__What to work on__. Write out every line of the records below, with nothing changed.

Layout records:
+++++

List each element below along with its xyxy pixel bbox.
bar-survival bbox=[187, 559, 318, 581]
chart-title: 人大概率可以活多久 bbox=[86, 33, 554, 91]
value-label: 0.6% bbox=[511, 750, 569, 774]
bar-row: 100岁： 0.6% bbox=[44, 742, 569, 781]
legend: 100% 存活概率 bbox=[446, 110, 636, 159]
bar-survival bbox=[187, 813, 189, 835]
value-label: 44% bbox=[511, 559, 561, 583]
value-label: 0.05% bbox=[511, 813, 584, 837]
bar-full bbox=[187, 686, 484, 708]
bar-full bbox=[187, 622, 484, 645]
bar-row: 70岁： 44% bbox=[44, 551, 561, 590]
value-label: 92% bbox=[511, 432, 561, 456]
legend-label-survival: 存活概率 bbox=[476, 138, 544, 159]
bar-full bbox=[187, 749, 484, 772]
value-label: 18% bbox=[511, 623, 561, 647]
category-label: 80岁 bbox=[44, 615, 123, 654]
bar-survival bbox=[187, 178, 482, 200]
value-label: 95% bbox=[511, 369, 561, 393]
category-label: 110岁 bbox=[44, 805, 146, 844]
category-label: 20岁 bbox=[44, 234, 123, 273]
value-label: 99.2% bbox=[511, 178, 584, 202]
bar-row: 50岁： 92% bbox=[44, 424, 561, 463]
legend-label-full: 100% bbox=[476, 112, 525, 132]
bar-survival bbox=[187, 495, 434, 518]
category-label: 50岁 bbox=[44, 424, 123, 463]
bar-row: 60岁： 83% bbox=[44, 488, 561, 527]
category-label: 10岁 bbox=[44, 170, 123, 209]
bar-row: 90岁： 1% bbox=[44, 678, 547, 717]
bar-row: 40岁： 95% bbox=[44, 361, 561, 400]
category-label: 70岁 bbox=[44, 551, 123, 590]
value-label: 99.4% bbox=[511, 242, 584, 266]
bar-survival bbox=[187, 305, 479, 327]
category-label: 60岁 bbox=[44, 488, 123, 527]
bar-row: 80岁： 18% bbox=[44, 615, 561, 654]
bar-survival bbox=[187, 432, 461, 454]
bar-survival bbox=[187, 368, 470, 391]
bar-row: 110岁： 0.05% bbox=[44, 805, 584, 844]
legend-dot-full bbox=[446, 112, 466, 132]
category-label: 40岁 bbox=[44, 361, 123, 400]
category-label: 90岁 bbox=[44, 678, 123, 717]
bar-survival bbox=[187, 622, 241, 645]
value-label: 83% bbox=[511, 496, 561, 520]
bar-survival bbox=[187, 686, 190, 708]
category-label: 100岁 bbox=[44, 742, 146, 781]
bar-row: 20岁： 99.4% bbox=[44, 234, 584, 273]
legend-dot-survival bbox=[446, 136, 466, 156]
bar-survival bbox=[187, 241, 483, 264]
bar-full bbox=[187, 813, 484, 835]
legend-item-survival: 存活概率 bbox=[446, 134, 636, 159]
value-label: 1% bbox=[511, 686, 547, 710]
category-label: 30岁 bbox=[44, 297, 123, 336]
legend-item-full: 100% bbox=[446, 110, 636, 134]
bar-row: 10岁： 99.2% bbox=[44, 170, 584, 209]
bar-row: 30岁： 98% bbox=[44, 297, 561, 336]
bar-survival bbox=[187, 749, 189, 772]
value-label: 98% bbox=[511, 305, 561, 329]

+++++

__Written solution__.
List each element below along with its xyxy pixel bbox.
bar-survival bbox=[187, 559, 318, 581]
chart-title: 人大概率可以活多久 bbox=[86, 33, 554, 91]
value-label: 0.6% bbox=[511, 750, 569, 774]
bar-row: 100岁： 0.6% bbox=[44, 742, 569, 781]
legend: 100% 存活概率 bbox=[446, 110, 636, 159]
bar-survival bbox=[187, 813, 189, 835]
value-label: 44% bbox=[511, 559, 561, 583]
value-label: 0.05% bbox=[511, 813, 584, 837]
bar-full bbox=[187, 686, 484, 708]
bar-full bbox=[187, 622, 484, 645]
bar-row: 70岁： 44% bbox=[44, 551, 561, 590]
value-label: 92% bbox=[511, 432, 561, 456]
legend-label-survival: 存活概率 bbox=[476, 138, 544, 159]
bar-full bbox=[187, 749, 484, 772]
value-label: 18% bbox=[511, 623, 561, 647]
category-label: 80岁 bbox=[44, 615, 123, 654]
bar-survival bbox=[187, 178, 482, 200]
value-label: 95% bbox=[511, 369, 561, 393]
category-label: 110岁 bbox=[44, 805, 146, 844]
category-label: 20岁 bbox=[44, 234, 123, 273]
value-label: 99.2% bbox=[511, 178, 584, 202]
bar-row: 50岁： 92% bbox=[44, 424, 561, 463]
legend-label-full: 100% bbox=[476, 112, 525, 132]
bar-survival bbox=[187, 495, 434, 518]
category-label: 50岁 bbox=[44, 424, 123, 463]
bar-row: 60岁： 83% bbox=[44, 488, 561, 527]
category-label: 10岁 bbox=[44, 170, 123, 209]
bar-row: 90岁： 1% bbox=[44, 678, 547, 717]
bar-row: 40岁： 95% bbox=[44, 361, 561, 400]
category-label: 70岁 bbox=[44, 551, 123, 590]
value-label: 99.4% bbox=[511, 242, 584, 266]
bar-survival bbox=[187, 305, 479, 327]
category-label: 60岁 bbox=[44, 488, 123, 527]
bar-row: 80岁： 18% bbox=[44, 615, 561, 654]
bar-survival bbox=[187, 432, 461, 454]
bar-survival bbox=[187, 368, 470, 391]
bar-row: 110岁： 0.05% bbox=[44, 805, 584, 844]
legend-dot-full bbox=[446, 112, 466, 132]
category-label: 40岁 bbox=[44, 361, 123, 400]
category-label: 90岁 bbox=[44, 678, 123, 717]
bar-survival bbox=[187, 622, 241, 645]
value-label: 83% bbox=[511, 496, 561, 520]
bar-survival bbox=[187, 686, 190, 708]
category-label: 100岁 bbox=[44, 742, 146, 781]
bar-row: 20岁： 99.4% bbox=[44, 234, 584, 273]
legend-dot-survival bbox=[446, 136, 466, 156]
bar-survival bbox=[187, 241, 483, 264]
bar-full bbox=[187, 813, 484, 835]
legend-item-survival: 存活概率 bbox=[446, 134, 636, 159]
value-label: 1% bbox=[511, 686, 547, 710]
category-label: 30岁 bbox=[44, 297, 123, 336]
legend-item-full: 100% bbox=[446, 110, 636, 134]
bar-row: 10岁： 99.2% bbox=[44, 170, 584, 209]
bar-row: 30岁： 98% bbox=[44, 297, 561, 336]
bar-survival bbox=[187, 749, 189, 772]
value-label: 98% bbox=[511, 305, 561, 329]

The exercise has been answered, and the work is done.